• [YOUR INSTRUCTIONS]: List all lines of the data containing the word "goods".

• [Recorded data]:
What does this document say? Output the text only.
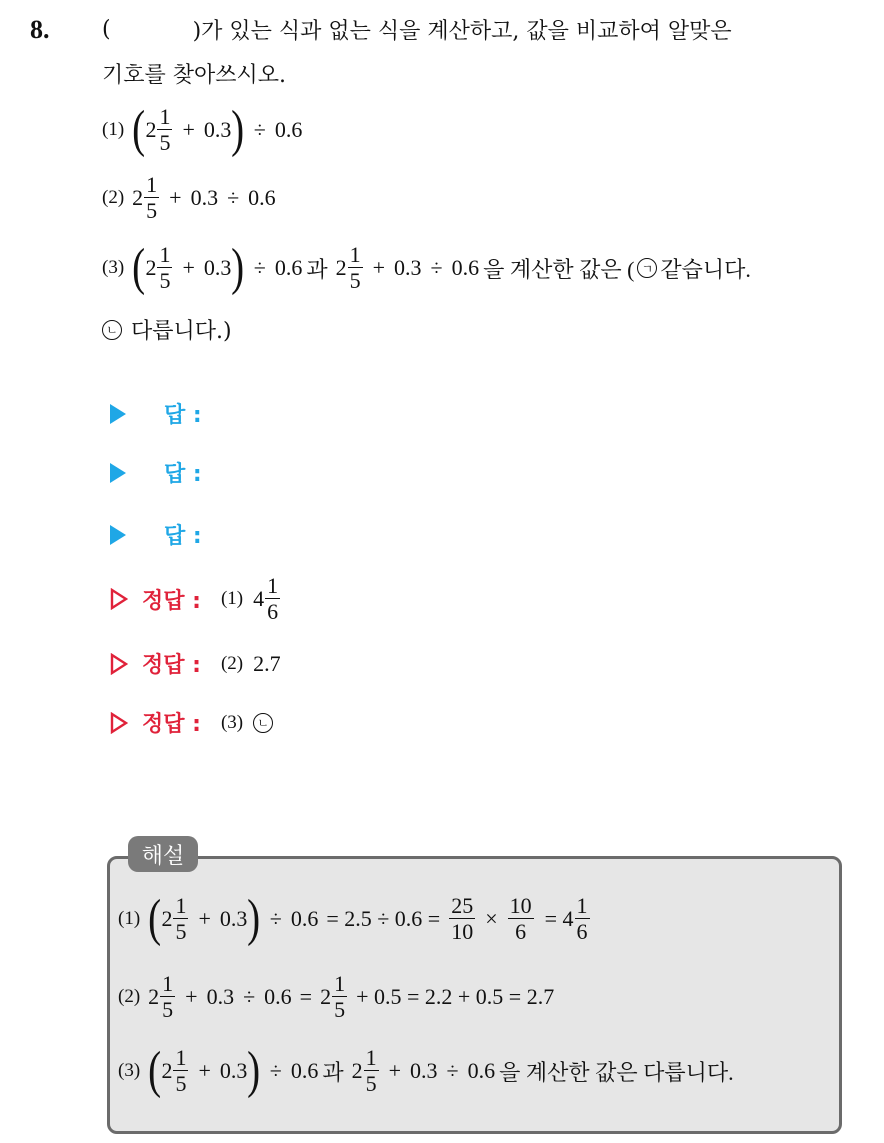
8.	(	)가 있는 식과 없는 식을 계산하고, 값을 비교하여 알맞은
기호를 찾아쓰시오.
(1) ( $2 \frac{1}{5} + 0.3$ ) ÷ 0.6
(2) $2 \frac{1}{5} + 0.3 \div 0.6$
(3) ( $2 \frac{1}{5} + 0.3$ ) ÷ 0.6 과 $2 \frac{1}{5} + 0.3 \div 0.6$ 을 계산한 값은 ( ㄱ 같습니다.
ㄴ 다릅니다.)
답 :
답 :
답 :
정답 : (1) $4 \frac{1}{6}$
정답 : (2) 2.7
정답 : (3)	ㄴ
해설
(1) ( $2 \frac{1}{5} + 0.3$ ) ÷ $0.6 = 2.5 \div 0.6 = \frac{25}{10} \times \frac{10}{6} = 4 \frac{1}{6}$
(2) $2 \frac{1}{5} + 0.3 \div 0.6 = 2 \frac{1}{5} + 0.5 = 2.2 + 0.5 = 2.7$
(3) ( $2 \frac{1}{5} + 0.3$ ) ÷ 0.6 과 $2 \frac{1}{5} + 0.3 \div 0.6$ 을 계산한 값은 다릅니다.
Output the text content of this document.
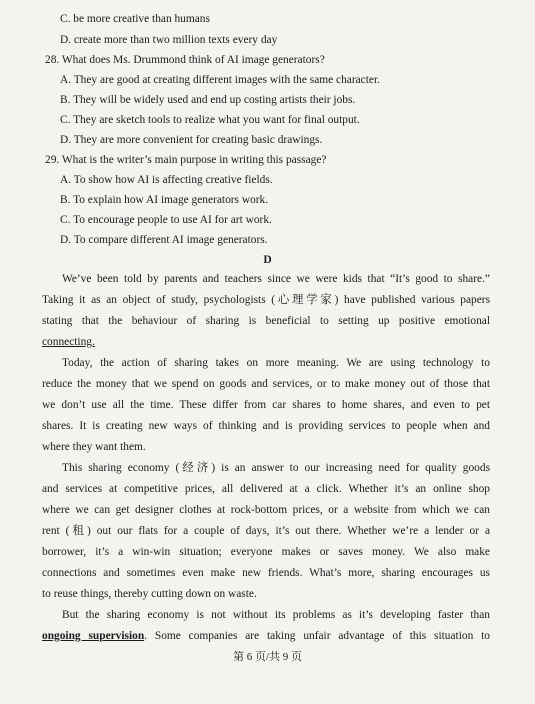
C. be more creative than humans
D. create more than two million texts every day
28. What does Ms. Drummond think of AI image generators?
A. They are good at creating different images with the same character.
B. They will be widely used and end up costing artists their jobs.
C. They are sketch tools to realize what you want for final output.
D. They are more convenient for creating basic drawings.
29. What is the writer’s main purpose in writing this passage?
A. To show how AI is affecting creative fields.
B. To explain how AI image generators work.
C. To encourage people to use AI for art work.
D. To compare different AI image generators.
D
We’ve been told by parents and teachers since we were kids that “It’s good to share.”
Taking it as an object of study, psychologists (心理学家) have published various papers
stating that the behaviour of sharing is beneficial to setting up positive emotional
connecting.
Today, the action of sharing takes on more meaning. We are using technology to
reduce the money that we spend on goods and services, or to make money out of those that
we don’t use all the time. These differ from car shares to home shares, and even to pet
shares. It is creating new ways of thinking and is providing services to people when and
where they want them.
This sharing economy (经济) is an answer to our increasing need for quality goods
and services at competitive prices, all delivered at a click. Whether it’s an online shop
where we can get designer clothes at rock-bottom prices, or a website from which we can
rent (租) out our flats for a couple of days, it’s out there. Whether we’re a lender or a
borrower, it’s a win-win situation; everyone makes or saves money. We also make
connections and sometimes even make new friends. What’s more, sharing encourages us
to reuse things, thereby cutting down on waste.
But the sharing economy is not without its problems as it’s developing faster than
ongoing supervision. Some companies are taking unfair advantage of this situation to
第 6 页/共 9 页
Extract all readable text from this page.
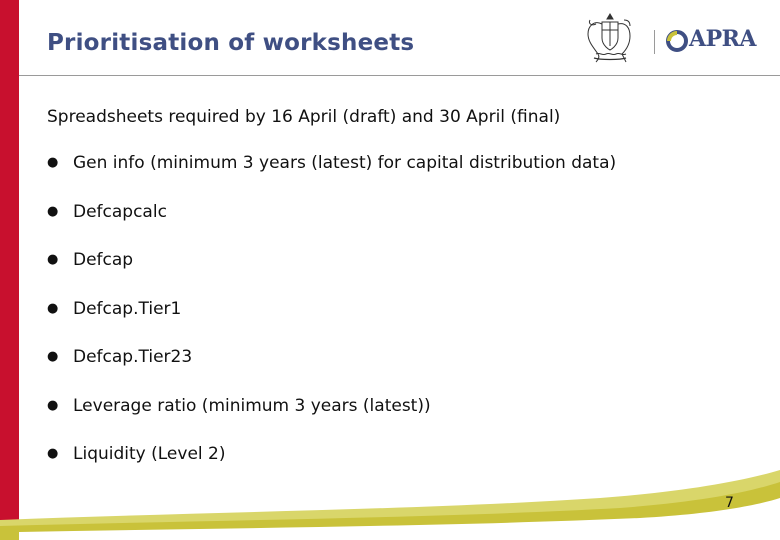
Prioritisation of worksheets	APRA

Spreadsheets required by 16 April (draft) and 30 April (final)

● Gen info (minimum 3 years (latest) for capital distribution data)
● Defcapcalc
● Defcap
● Defcap.Tier1
● Defcap.Tier23
● Leverage ratio (minimum 3 years (latest))
● Liquidity (Level 2)
7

• [FINISHED EXERCISE]:
reduce the money that we spend on goods and services, or to make money out of those that
This sharing economy (经济) is an answer to our increasing need for quality goods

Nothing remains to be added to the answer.